**SHORT TASK:** Gather the lines from the material that contain "Download".

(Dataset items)
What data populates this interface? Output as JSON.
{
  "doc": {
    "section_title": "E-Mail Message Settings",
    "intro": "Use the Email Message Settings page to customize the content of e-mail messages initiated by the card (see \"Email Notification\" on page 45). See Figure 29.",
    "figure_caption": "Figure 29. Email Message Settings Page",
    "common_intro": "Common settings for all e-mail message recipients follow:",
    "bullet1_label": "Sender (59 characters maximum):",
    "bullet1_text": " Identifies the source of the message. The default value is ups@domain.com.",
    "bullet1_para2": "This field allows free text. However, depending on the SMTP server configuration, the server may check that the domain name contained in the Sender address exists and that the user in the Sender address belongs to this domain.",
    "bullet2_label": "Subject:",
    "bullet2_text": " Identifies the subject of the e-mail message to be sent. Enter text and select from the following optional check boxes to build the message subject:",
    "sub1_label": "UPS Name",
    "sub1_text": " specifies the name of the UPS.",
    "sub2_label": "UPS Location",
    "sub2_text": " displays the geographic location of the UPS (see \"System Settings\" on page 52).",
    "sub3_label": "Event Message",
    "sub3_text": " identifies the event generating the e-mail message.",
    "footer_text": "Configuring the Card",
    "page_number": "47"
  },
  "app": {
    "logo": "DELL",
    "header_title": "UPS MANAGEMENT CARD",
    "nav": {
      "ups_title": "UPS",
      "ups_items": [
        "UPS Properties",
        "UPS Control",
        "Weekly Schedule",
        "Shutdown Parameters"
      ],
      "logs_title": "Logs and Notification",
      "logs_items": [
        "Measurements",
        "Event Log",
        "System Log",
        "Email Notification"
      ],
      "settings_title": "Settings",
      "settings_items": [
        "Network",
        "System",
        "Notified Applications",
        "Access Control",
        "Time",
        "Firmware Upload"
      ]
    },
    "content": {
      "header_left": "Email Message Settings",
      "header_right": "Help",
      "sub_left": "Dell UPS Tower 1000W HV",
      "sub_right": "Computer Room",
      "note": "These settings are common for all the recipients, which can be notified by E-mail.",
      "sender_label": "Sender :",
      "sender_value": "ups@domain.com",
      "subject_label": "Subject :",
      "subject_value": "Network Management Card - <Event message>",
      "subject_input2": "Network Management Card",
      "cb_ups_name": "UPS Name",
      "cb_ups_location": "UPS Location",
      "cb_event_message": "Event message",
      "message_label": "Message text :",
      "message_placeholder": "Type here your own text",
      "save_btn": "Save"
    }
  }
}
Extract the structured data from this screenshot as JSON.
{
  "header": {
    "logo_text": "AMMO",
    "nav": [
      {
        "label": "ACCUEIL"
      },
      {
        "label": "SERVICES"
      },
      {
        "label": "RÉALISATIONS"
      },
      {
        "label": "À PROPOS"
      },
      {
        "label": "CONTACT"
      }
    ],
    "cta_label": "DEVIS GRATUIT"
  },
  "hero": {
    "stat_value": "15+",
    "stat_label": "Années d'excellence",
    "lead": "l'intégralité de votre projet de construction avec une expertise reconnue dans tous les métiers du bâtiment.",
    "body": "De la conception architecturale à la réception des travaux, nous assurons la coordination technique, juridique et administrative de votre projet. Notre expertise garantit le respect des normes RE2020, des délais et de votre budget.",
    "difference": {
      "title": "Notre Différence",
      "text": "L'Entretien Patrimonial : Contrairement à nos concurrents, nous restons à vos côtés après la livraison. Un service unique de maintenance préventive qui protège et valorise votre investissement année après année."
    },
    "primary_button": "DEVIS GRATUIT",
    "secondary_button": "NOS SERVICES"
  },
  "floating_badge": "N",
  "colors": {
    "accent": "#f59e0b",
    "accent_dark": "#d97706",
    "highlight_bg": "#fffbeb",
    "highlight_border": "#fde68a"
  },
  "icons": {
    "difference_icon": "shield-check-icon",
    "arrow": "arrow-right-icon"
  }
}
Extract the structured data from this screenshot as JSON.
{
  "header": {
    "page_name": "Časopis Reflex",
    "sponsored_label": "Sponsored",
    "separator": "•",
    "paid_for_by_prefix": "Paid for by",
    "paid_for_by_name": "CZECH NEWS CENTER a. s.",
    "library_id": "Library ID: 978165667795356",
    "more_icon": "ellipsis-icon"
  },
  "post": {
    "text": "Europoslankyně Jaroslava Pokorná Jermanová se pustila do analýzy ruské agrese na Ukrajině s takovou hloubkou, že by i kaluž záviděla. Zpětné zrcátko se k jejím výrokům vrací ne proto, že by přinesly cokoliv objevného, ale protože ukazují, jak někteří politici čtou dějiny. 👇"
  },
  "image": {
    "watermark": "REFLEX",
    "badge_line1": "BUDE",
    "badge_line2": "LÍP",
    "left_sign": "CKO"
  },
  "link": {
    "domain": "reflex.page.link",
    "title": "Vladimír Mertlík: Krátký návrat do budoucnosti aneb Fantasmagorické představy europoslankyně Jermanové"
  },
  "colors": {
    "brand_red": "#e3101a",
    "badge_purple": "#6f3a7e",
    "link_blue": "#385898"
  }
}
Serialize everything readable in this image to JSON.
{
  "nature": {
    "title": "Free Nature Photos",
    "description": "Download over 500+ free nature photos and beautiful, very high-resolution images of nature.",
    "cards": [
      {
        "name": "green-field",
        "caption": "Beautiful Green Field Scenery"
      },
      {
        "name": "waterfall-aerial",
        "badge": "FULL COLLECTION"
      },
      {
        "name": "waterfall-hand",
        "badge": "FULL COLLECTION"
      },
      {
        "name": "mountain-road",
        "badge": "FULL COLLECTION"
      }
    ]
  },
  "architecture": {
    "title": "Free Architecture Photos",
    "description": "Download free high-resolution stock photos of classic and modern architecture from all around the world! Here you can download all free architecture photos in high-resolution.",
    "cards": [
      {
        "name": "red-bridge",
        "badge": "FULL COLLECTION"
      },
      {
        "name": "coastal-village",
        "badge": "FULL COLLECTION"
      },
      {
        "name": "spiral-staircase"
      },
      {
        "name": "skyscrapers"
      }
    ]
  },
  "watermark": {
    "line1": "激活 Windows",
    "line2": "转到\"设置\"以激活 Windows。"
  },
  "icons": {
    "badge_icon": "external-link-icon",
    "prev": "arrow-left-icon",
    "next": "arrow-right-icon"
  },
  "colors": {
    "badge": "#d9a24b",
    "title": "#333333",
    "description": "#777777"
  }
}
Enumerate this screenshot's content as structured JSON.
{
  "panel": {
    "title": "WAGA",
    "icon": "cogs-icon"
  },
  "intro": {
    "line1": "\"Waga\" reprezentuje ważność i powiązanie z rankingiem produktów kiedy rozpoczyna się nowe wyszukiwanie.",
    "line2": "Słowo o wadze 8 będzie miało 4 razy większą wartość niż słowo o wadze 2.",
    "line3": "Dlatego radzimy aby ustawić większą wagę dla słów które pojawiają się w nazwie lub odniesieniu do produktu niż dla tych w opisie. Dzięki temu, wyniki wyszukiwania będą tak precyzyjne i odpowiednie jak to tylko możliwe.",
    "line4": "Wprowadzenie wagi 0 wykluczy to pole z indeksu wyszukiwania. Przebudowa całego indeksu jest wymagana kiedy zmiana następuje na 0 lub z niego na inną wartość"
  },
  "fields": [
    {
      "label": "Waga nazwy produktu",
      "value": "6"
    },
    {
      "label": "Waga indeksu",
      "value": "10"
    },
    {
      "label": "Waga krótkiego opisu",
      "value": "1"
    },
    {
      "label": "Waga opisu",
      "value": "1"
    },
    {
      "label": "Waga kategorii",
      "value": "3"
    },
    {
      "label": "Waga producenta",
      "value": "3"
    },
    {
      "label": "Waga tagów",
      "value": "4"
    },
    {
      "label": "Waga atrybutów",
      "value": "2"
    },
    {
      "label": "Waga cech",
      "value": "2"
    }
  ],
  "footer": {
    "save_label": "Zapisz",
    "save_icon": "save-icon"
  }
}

**THE REPLY:**
    "description": "Download over 500+ free nature photos and beautiful, very high-resolution images of nature.",
    "description": "Download free high-resolution stock photos of classic and modern architecture from all around the world! Here you can download all free architecture photos in high-resolution.",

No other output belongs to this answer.